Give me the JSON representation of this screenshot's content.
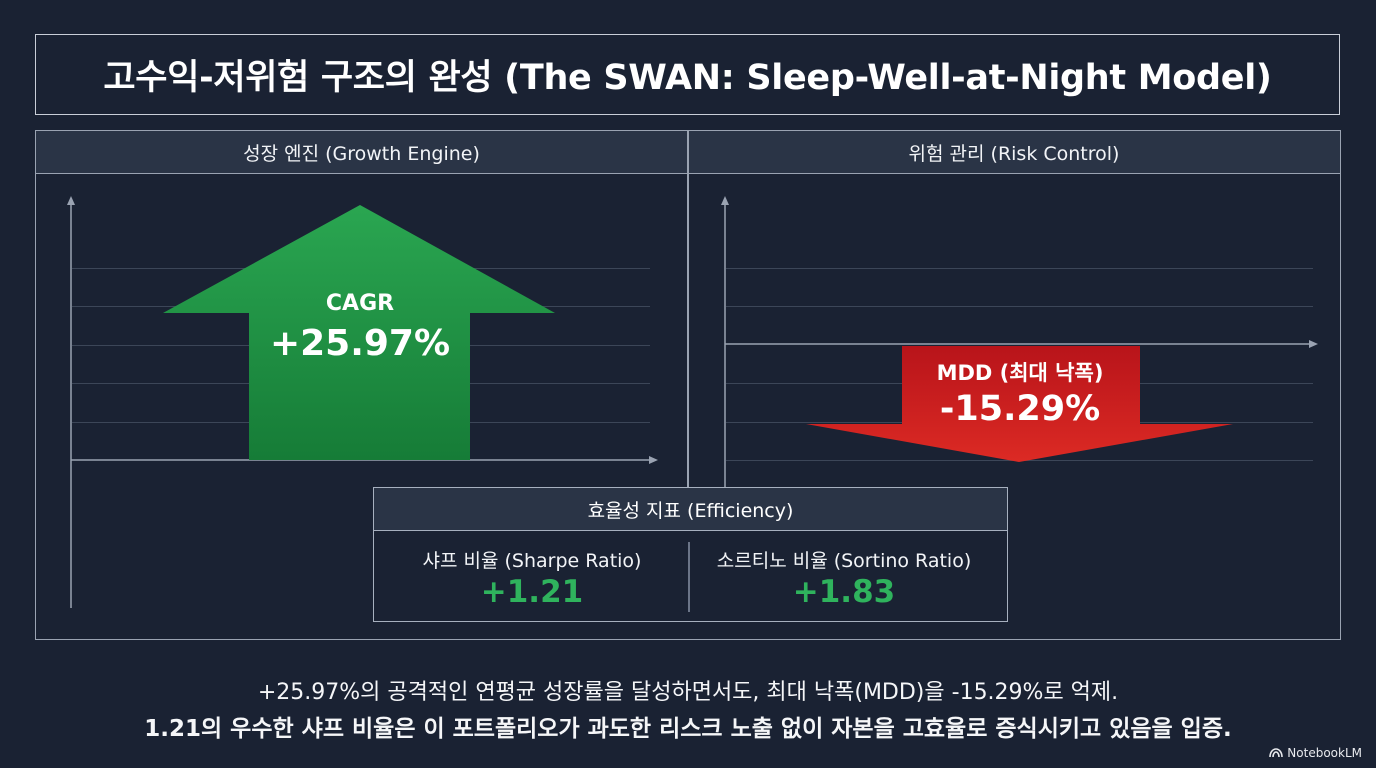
{
  "title": "고수익-저위험 구조의 완성 (The SWAN: Sleep-Well-at-Night Model)",
  "growth": {
    "header": "성장 엔진 (Growth Engine)",
    "metric_label": "CAGR",
    "metric_value": "+25.97%",
    "color": "#1f9a45"
  },
  "risk": {
    "header": "위험 관리 (Risk Control)",
    "metric_label": "MDD (최대 낙폭)",
    "metric_value": "-15.29%",
    "color": "#c0161c"
  },
  "efficiency": {
    "header": "효율성 지표 (Efficiency)",
    "sharpe_label": "샤프 비율 (Sharpe Ratio)",
    "sharpe_value": "+1.21",
    "sortino_label": "소르티노 비율 (Sortino Ratio)",
    "sortino_value": "+1.83",
    "value_color": "#2fb35d"
  },
  "summary": {
    "line1": "+25.97%의 공격적인 연평균 성장률을 달성하면서도, 최대 낙폭(MDD)을 -15.29%로 억제.",
    "line2": "1.21의 우수한 샤프 비율은 이 포트폴리오가 과도한 리스크 노출 없이 자본을 고효율로 증식시키고 있음을 입증."
  },
  "brand": {
    "name": "NotebookLM",
    "icon": "notebooklm-logo-icon"
  }
}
· · · · · · ·
■ **Direction**
Extract every line of the data exactly; pictures stay out.

■ **Result for this task**
Give me the JSON representation of this screenshot's content.
{
  "title": "고수익-저위험 구조의 완성 (The SWAN: Sleep-Well-at-Night Model)",
  "growth": {
    "header": "성장 엔진 (Growth Engine)",
    "metric_label": "CAGR",
    "metric_value": "+25.97%",
    "color": "#1f9a45"
  },
  "risk": {
    "header": "위험 관리 (Risk Control)",
    "metric_label": "MDD (최대 낙폭)",
    "metric_value": "-15.29%",
    "color": "#c0161c"
  },
  "efficiency": {
    "header": "효율성 지표 (Efficiency)",
    "sharpe_label": "샤프 비율 (Sharpe Ratio)",
    "sharpe_value": "+1.21",
    "sortino_label": "소르티노 비율 (Sortino Ratio)",
    "sortino_value": "+1.83",
    "value_color": "#2fb35d"
  },
  "summary": {
    "line1": "+25.97%의 공격적인 연평균 성장률을 달성하면서도, 최대 낙폭(MDD)을 -15.29%로 억제.",
    "line2": "1.21의 우수한 샤프 비율은 이 포트폴리오가 과도한 리스크 노출 없이 자본을 고효율로 증식시키고 있음을 입증."
  },
  "brand": {
    "name": "NotebookLM",
    "icon": "notebooklm-logo-icon"
  }
}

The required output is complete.